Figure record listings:
+===+

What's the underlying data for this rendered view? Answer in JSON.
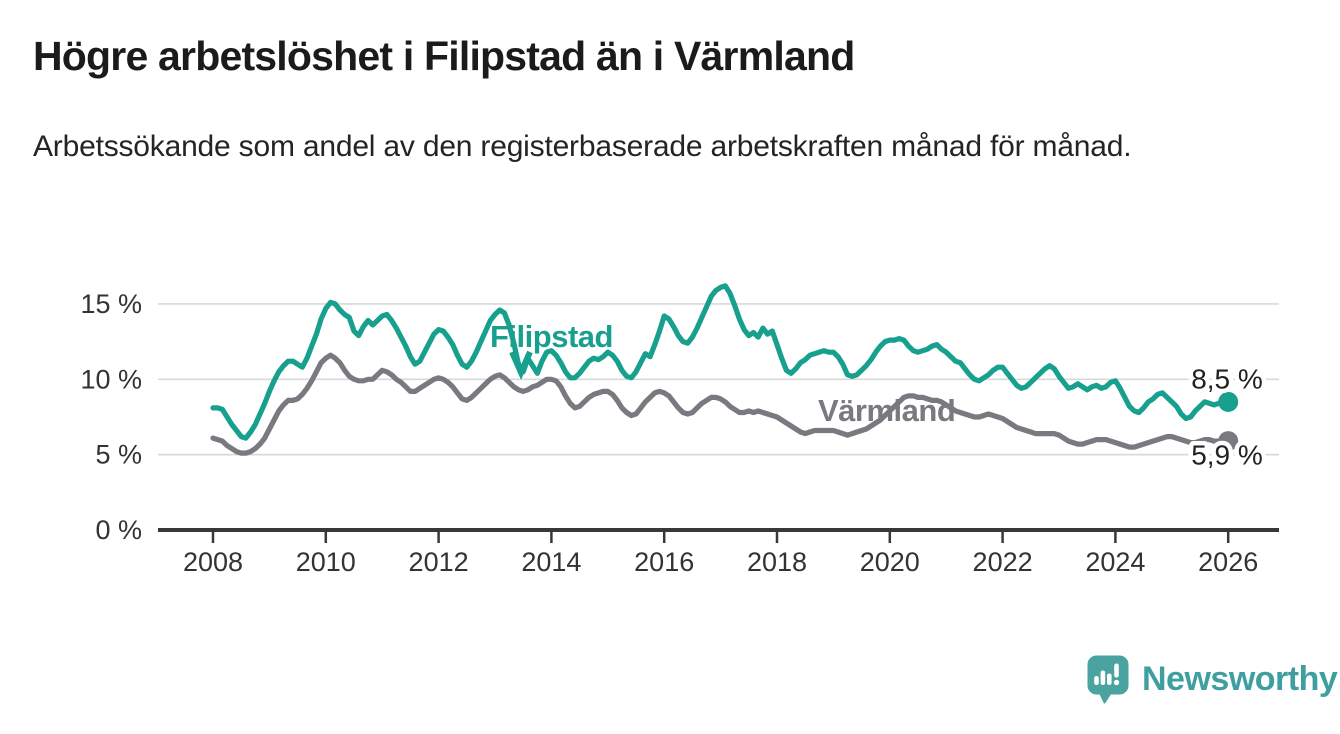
{
  "title": "Högre arbetslöshet i Filipstad än i Värmland",
  "subtitle": "Arbetssökande som andel av den registerbaserade arbetskraften månad för månad.",
  "branding": {
    "logo_text": "Newsworthy",
    "logo_color": "#3f9fa0",
    "logo_icon": "speech-bubble-bar-chart-icon"
  },
  "colors": {
    "filipstad": "#17a08e",
    "varmland": "#797980",
    "grid": "#d9d9d9",
    "axis": "#383838",
    "tick_text": "#333333",
    "value_label_text": "#222222",
    "background": "#ffffff"
  },
  "chart_data": {
    "type": "line",
    "title": "Högre arbetslöshet i Filipstad än i Värmland",
    "subtitle": "Arbetssökande som andel av den registerbaserade arbetskraften månad för månad.",
    "unit": "%",
    "frequency": "monthly",
    "x_start": "2008-01",
    "x_end": "2026-01",
    "x_tick_years": [
      2008,
      2010,
      2012,
      2014,
      2016,
      2018,
      2020,
      2022,
      2024,
      2026
    ],
    "y_ticks": [
      0,
      5,
      10,
      15
    ],
    "y_tick_labels": [
      "0 %",
      "5 %",
      "10 %",
      "15 %"
    ],
    "ylim": [
      0,
      17
    ],
    "grid": true,
    "legend": "inline-labels",
    "annotations": [
      {
        "text": "Filipstad",
        "series": "Filipstad",
        "arrow": true
      },
      {
        "text": "Värmland",
        "series": "Värmland",
        "arrow": false
      }
    ],
    "series": [
      {
        "name": "Filipstad",
        "color": "#17a08e",
        "end_value": 8.5,
        "end_label": "8,5 %",
        "values": [
          8.1,
          8.1,
          8.0,
          7.5,
          7.0,
          6.6,
          6.2,
          6.1,
          6.5,
          7.0,
          7.7,
          8.4,
          9.2,
          9.9,
          10.5,
          10.9,
          11.2,
          11.2,
          11.0,
          10.8,
          11.4,
          12.2,
          13.0,
          14.0,
          14.7,
          15.1,
          15.0,
          14.6,
          14.3,
          14.1,
          13.2,
          12.9,
          13.5,
          13.9,
          13.6,
          13.9,
          14.2,
          14.3,
          13.9,
          13.4,
          12.8,
          12.2,
          11.5,
          11.0,
          11.2,
          11.8,
          12.4,
          13.0,
          13.3,
          13.2,
          12.8,
          12.3,
          11.6,
          11.0,
          10.8,
          11.2,
          11.8,
          12.5,
          13.2,
          13.9,
          14.3,
          14.6,
          14.4,
          13.6,
          12.4,
          11.0,
          10.5,
          11.4,
          10.9,
          10.4,
          11.2,
          11.8,
          11.9,
          11.6,
          11.1,
          10.5,
          10.1,
          10.1,
          10.4,
          10.8,
          11.2,
          11.4,
          11.3,
          11.5,
          11.8,
          11.6,
          11.2,
          10.6,
          10.2,
          10.1,
          10.5,
          11.1,
          11.7,
          11.5,
          12.3,
          13.2,
          14.2,
          14.0,
          13.5,
          12.9,
          12.5,
          12.4,
          12.8,
          13.4,
          14.1,
          14.8,
          15.5,
          15.9,
          16.1,
          16.2,
          15.7,
          14.9,
          14.0,
          13.3,
          12.9,
          13.1,
          12.8,
          13.4,
          13.0,
          13.2,
          12.3,
          11.4,
          10.6,
          10.4,
          10.7,
          11.1,
          11.3,
          11.6,
          11.7,
          11.8,
          11.9,
          11.8,
          11.8,
          11.5,
          11.0,
          10.3,
          10.2,
          10.3,
          10.6,
          10.9,
          11.3,
          11.8,
          12.2,
          12.5,
          12.6,
          12.6,
          12.7,
          12.6,
          12.2,
          11.9,
          11.8,
          11.9,
          12.0,
          12.2,
          12.3,
          12.0,
          11.8,
          11.5,
          11.2,
          11.1,
          10.7,
          10.3,
          10.0,
          9.9,
          10.1,
          10.3,
          10.6,
          10.8,
          10.8,
          10.4,
          10.0,
          9.6,
          9.4,
          9.5,
          9.8,
          10.1,
          10.4,
          10.7,
          10.9,
          10.7,
          10.2,
          9.8,
          9.4,
          9.5,
          9.7,
          9.5,
          9.3,
          9.5,
          9.6,
          9.4,
          9.5,
          9.8,
          9.9,
          9.4,
          8.8,
          8.2,
          7.9,
          7.8,
          8.1,
          8.5,
          8.7,
          9.0,
          9.1,
          8.8,
          8.5,
          8.2,
          7.7,
          7.4,
          7.5,
          7.9,
          8.2,
          8.5,
          8.4,
          8.3,
          8.4,
          8.5,
          8.5
        ]
      },
      {
        "name": "Värmland",
        "color": "#797980",
        "end_value": 5.9,
        "end_label": "5,9 %",
        "values": [
          6.1,
          6.0,
          5.9,
          5.6,
          5.4,
          5.2,
          5.1,
          5.1,
          5.2,
          5.4,
          5.7,
          6.1,
          6.7,
          7.3,
          7.9,
          8.3,
          8.6,
          8.6,
          8.7,
          9.0,
          9.4,
          9.9,
          10.5,
          11.1,
          11.4,
          11.6,
          11.4,
          11.1,
          10.6,
          10.2,
          10.0,
          9.9,
          9.9,
          10.0,
          10.0,
          10.3,
          10.6,
          10.5,
          10.3,
          10.0,
          9.8,
          9.5,
          9.2,
          9.2,
          9.4,
          9.6,
          9.8,
          10.0,
          10.1,
          10.0,
          9.8,
          9.5,
          9.1,
          8.7,
          8.6,
          8.8,
          9.1,
          9.4,
          9.7,
          10.0,
          10.2,
          10.3,
          10.1,
          9.8,
          9.5,
          9.3,
          9.2,
          9.3,
          9.5,
          9.6,
          9.8,
          10.0,
          10.0,
          9.9,
          9.5,
          8.9,
          8.4,
          8.1,
          8.2,
          8.5,
          8.8,
          9.0,
          9.1,
          9.2,
          9.2,
          9.0,
          8.6,
          8.1,
          7.8,
          7.6,
          7.7,
          8.1,
          8.5,
          8.8,
          9.1,
          9.2,
          9.1,
          8.9,
          8.5,
          8.1,
          7.8,
          7.7,
          7.8,
          8.1,
          8.4,
          8.6,
          8.8,
          8.8,
          8.7,
          8.5,
          8.2,
          8.0,
          7.8,
          7.8,
          7.9,
          7.8,
          7.9,
          7.8,
          7.7,
          7.6,
          7.5,
          7.3,
          7.1,
          6.9,
          6.7,
          6.5,
          6.4,
          6.5,
          6.6,
          6.6,
          6.6,
          6.6,
          6.6,
          6.5,
          6.4,
          6.3,
          6.4,
          6.5,
          6.6,
          6.7,
          6.9,
          7.1,
          7.3,
          7.6,
          7.9,
          8.2,
          8.5,
          8.8,
          8.9,
          8.9,
          8.8,
          8.8,
          8.7,
          8.6,
          8.6,
          8.5,
          8.3,
          8.1,
          7.9,
          7.8,
          7.7,
          7.6,
          7.5,
          7.5,
          7.6,
          7.7,
          7.6,
          7.5,
          7.4,
          7.2,
          7.0,
          6.8,
          6.7,
          6.6,
          6.5,
          6.4,
          6.4,
          6.4,
          6.4,
          6.4,
          6.3,
          6.1,
          5.9,
          5.8,
          5.7,
          5.7,
          5.8,
          5.9,
          6.0,
          6.0,
          6.0,
          5.9,
          5.8,
          5.7,
          5.6,
          5.5,
          5.5,
          5.6,
          5.7,
          5.8,
          5.9,
          6.0,
          6.1,
          6.2,
          6.2,
          6.1,
          6.0,
          5.9,
          5.8,
          5.8,
          5.9,
          6.0,
          6.0,
          5.9,
          5.9,
          5.9,
          5.9
        ]
      }
    ]
  }
}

+===+

▸ WHAT TO WORK ON
Every entry above needs to be retyped exactly; drop the pictures.

▸ ANSWER TO THE PROBLEM
What's the underlying data for this rendered view? Answer in JSON.
{
  "title": "Högre arbetslöshet i Filipstad än i Värmland",
  "subtitle": "Arbetssökande som andel av den registerbaserade arbetskraften månad för månad.",
  "branding": {
    "logo_text": "Newsworthy",
    "logo_color": "#3f9fa0",
    "logo_icon": "speech-bubble-bar-chart-icon"
  },
  "colors": {
    "filipstad": "#17a08e",
    "varmland": "#797980",
    "grid": "#d9d9d9",
    "axis": "#383838",
    "tick_text": "#333333",
    "value_label_text": "#222222",
    "background": "#ffffff"
  },
  "chart_data": {
    "type": "line",
    "title": "Högre arbetslöshet i Filipstad än i Värmland",
    "subtitle": "Arbetssökande som andel av den registerbaserade arbetskraften månad för månad.",
    "unit": "%",
    "frequency": "monthly",
    "x_start": "2008-01",
    "x_end": "2026-01",
    "x_tick_years": [
      2008,
      2010,
      2012,
      2014,
      2016,
      2018,
      2020,
      2022,
      2024,
      2026
    ],
    "y_ticks": [
      0,
      5,
      10,
      15
    ],
    "y_tick_labels": [
      "0 %",
      "5 %",
      "10 %",
      "15 %"
    ],
    "ylim": [
      0,
      17
    ],
    "grid": true,
    "legend": "inline-labels",
    "annotations": [
      {
        "text": "Filipstad",
        "series": "Filipstad",
        "arrow": true
      },
      {
        "text": "Värmland",
        "series": "Värmland",
        "arrow": false
      }
    ],
    "series": [
      {
        "name": "Filipstad",
        "color": "#17a08e",
        "end_value": 8.5,
        "end_label": "8,5 %",
        "values": [
          8.1,
          8.1,
          8.0,
          7.5,
          7.0,
          6.6,
          6.2,
          6.1,
          6.5,
          7.0,
          7.7,
          8.4,
          9.2,
          9.9,
          10.5,
          10.9,
          11.2,
          11.2,
          11.0,
          10.8,
          11.4,
          12.2,
          13.0,
          14.0,
          14.7,
          15.1,
          15.0,
          14.6,
          14.3,
          14.1,
          13.2,
          12.9,
          13.5,
          13.9,
          13.6,
          13.9,
          14.2,
          14.3,
          13.9,
          13.4,
          12.8,
          12.2,
          11.5,
          11.0,
          11.2,
          11.8,
          12.4,
          13.0,
          13.3,
          13.2,
          12.8,
          12.3,
          11.6,
          11.0,
          10.8,
          11.2,
          11.8,
          12.5,
          13.2,
          13.9,
          14.3,
          14.6,
          14.4,
          13.6,
          12.4,
          11.0,
          10.5,
          11.4,
          10.9,
          10.4,
          11.2,
          11.8,
          11.9,
          11.6,
          11.1,
          10.5,
          10.1,
          10.1,
          10.4,
          10.8,
          11.2,
          11.4,
          11.3,
          11.5,
          11.8,
          11.6,
          11.2,
          10.6,
          10.2,
          10.1,
          10.5,
          11.1,
          11.7,
          11.5,
          12.3,
          13.2,
          14.2,
          14.0,
          13.5,
          12.9,
          12.5,
          12.4,
          12.8,
          13.4,
          14.1,
          14.8,
          15.5,
          15.9,
          16.1,
          16.2,
          15.7,
          14.9,
          14.0,
          13.3,
          12.9,
          13.1,
          12.8,
          13.4,
          13.0,
          13.2,
          12.3,
          11.4,
          10.6,
          10.4,
          10.7,
          11.1,
          11.3,
          11.6,
          11.7,
          11.8,
          11.9,
          11.8,
          11.8,
          11.5,
          11.0,
          10.3,
          10.2,
          10.3,
          10.6,
          10.9,
          11.3,
          11.8,
          12.2,
          12.5,
          12.6,
          12.6,
          12.7,
          12.6,
          12.2,
          11.9,
          11.8,
          11.9,
          12.0,
          12.2,
          12.3,
          12.0,
          11.8,
          11.5,
          11.2,
          11.1,
          10.7,
          10.3,
          10.0,
          9.9,
          10.1,
          10.3,
          10.6,
          10.8,
          10.8,
          10.4,
          10.0,
          9.6,
          9.4,
          9.5,
          9.8,
          10.1,
          10.4,
          10.7,
          10.9,
          10.7,
          10.2,
          9.8,
          9.4,
          9.5,
          9.7,
          9.5,
          9.3,
          9.5,
          9.6,
          9.4,
          9.5,
          9.8,
          9.9,
          9.4,
          8.8,
          8.2,
          7.9,
          7.8,
          8.1,
          8.5,
          8.7,
          9.0,
          9.1,
          8.8,
          8.5,
          8.2,
          7.7,
          7.4,
          7.5,
          7.9,
          8.2,
          8.5,
          8.4,
          8.3,
          8.4,
          8.5,
          8.5
        ]
      },
      {
        "name": "Värmland",
        "color": "#797980",
        "end_value": 5.9,
        "end_label": "5,9 %",
        "values": [
          6.1,
          6.0,
          5.9,
          5.6,
          5.4,
          5.2,
          5.1,
          5.1,
          5.2,
          5.4,
          5.7,
          6.1,
          6.7,
          7.3,
          7.9,
          8.3,
          8.6,
          8.6,
          8.7,
          9.0,
          9.4,
          9.9,
          10.5,
          11.1,
          11.4,
          11.6,
          11.4,
          11.1,
          10.6,
          10.2,
          10.0,
          9.9,
          9.9,
          10.0,
          10.0,
          10.3,
          10.6,
          10.5,
          10.3,
          10.0,
          9.8,
          9.5,
          9.2,
          9.2,
          9.4,
          9.6,
          9.8,
          10.0,
          10.1,
          10.0,
          9.8,
          9.5,
          9.1,
          8.7,
          8.6,
          8.8,
          9.1,
          9.4,
          9.7,
          10.0,
          10.2,
          10.3,
          10.1,
          9.8,
          9.5,
          9.3,
          9.2,
          9.3,
          9.5,
          9.6,
          9.8,
          10.0,
          10.0,
          9.9,
          9.5,
          8.9,
          8.4,
          8.1,
          8.2,
          8.5,
          8.8,
          9.0,
          9.1,
          9.2,
          9.2,
          9.0,
          8.6,
          8.1,
          7.8,
          7.6,
          7.7,
          8.1,
          8.5,
          8.8,
          9.1,
          9.2,
          9.1,
          8.9,
          8.5,
          8.1,
          7.8,
          7.7,
          7.8,
          8.1,
          8.4,
          8.6,
          8.8,
          8.8,
          8.7,
          8.5,
          8.2,
          8.0,
          7.8,
          7.8,
          7.9,
          7.8,
          7.9,
          7.8,
          7.7,
          7.6,
          7.5,
          7.3,
          7.1,
          6.9,
          6.7,
          6.5,
          6.4,
          6.5,
          6.6,
          6.6,
          6.6,
          6.6,
          6.6,
          6.5,
          6.4,
          6.3,
          6.4,
          6.5,
          6.6,
          6.7,
          6.9,
          7.1,
          7.3,
          7.6,
          7.9,
          8.2,
          8.5,
          8.8,
          8.9,
          8.9,
          8.8,
          8.8,
          8.7,
          8.6,
          8.6,
          8.5,
          8.3,
          8.1,
          7.9,
          7.8,
          7.7,
          7.6,
          7.5,
          7.5,
          7.6,
          7.7,
          7.6,
          7.5,
          7.4,
          7.2,
          7.0,
          6.8,
          6.7,
          6.6,
          6.5,
          6.4,
          6.4,
          6.4,
          6.4,
          6.4,
          6.3,
          6.1,
          5.9,
          5.8,
          5.7,
          5.7,
          5.8,
          5.9,
          6.0,
          6.0,
          6.0,
          5.9,
          5.8,
          5.7,
          5.6,
          5.5,
          5.5,
          5.6,
          5.7,
          5.8,
          5.9,
          6.0,
          6.1,
          6.2,
          6.2,
          6.1,
          6.0,
          5.9,
          5.8,
          5.8,
          5.9,
          6.0,
          6.0,
          5.9,
          5.9,
          5.9,
          5.9
        ]
      }
    ]
  }
}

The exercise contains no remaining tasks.